EXERCISE AIM » Transcribe the records exactly. Pictures do not belong in the transcription.

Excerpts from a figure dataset
-- begin --

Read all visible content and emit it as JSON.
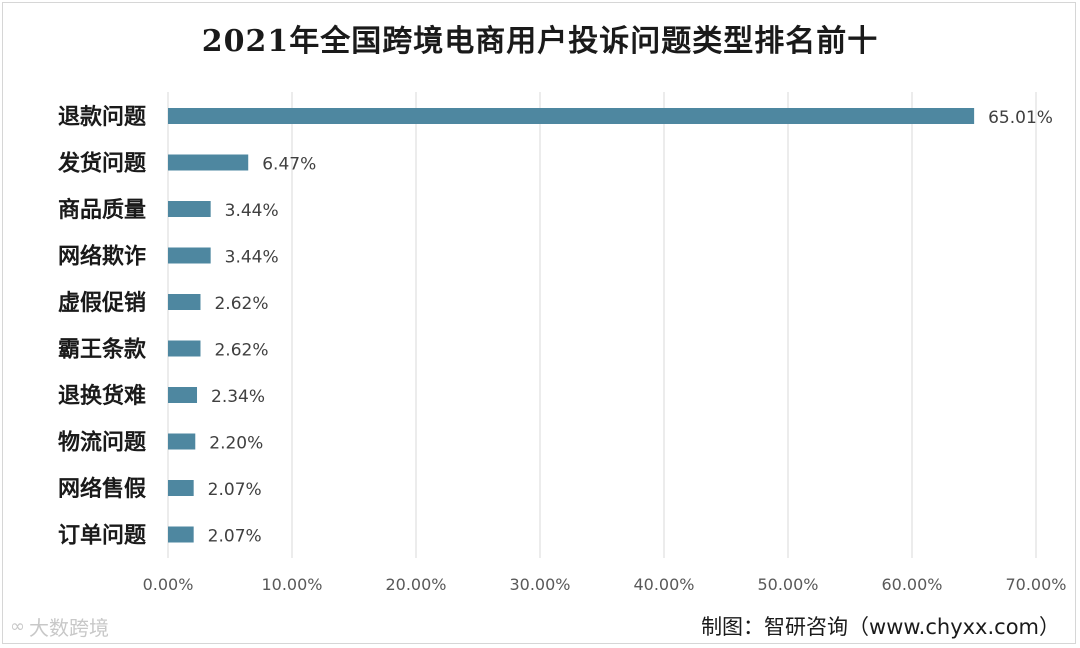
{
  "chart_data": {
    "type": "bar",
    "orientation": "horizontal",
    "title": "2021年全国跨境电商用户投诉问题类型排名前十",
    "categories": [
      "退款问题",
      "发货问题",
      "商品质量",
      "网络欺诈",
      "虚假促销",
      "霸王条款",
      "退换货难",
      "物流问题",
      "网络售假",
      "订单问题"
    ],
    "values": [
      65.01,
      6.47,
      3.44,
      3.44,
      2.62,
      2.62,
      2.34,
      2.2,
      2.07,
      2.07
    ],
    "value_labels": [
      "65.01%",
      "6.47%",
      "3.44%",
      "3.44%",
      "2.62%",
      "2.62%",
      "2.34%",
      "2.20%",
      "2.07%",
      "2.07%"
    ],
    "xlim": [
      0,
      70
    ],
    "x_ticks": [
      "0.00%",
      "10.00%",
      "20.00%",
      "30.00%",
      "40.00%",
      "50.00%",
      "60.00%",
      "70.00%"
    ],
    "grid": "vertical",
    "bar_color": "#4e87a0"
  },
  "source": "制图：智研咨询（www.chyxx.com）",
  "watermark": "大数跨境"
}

-- end --

OUTPUT BELOW »
Read all visible content and emit it as JSON.
{
  "chart_data": {
    "type": "bar",
    "orientation": "horizontal",
    "title": "2021年全国跨境电商用户投诉问题类型排名前十",
    "categories": [
      "退款问题",
      "发货问题",
      "商品质量",
      "网络欺诈",
      "虚假促销",
      "霸王条款",
      "退换货难",
      "物流问题",
      "网络售假",
      "订单问题"
    ],
    "values": [
      65.01,
      6.47,
      3.44,
      3.44,
      2.62,
      2.62,
      2.34,
      2.2,
      2.07,
      2.07
    ],
    "value_labels": [
      "65.01%",
      "6.47%",
      "3.44%",
      "3.44%",
      "2.62%",
      "2.62%",
      "2.34%",
      "2.20%",
      "2.07%",
      "2.07%"
    ],
    "xlim": [
      0,
      70
    ],
    "x_ticks": [
      "0.00%",
      "10.00%",
      "20.00%",
      "30.00%",
      "40.00%",
      "50.00%",
      "60.00%",
      "70.00%"
    ],
    "grid": "vertical",
    "bar_color": "#4e87a0"
  },
  "source": "制图：智研咨询（www.chyxx.com）",
  "watermark": "大数跨境"
}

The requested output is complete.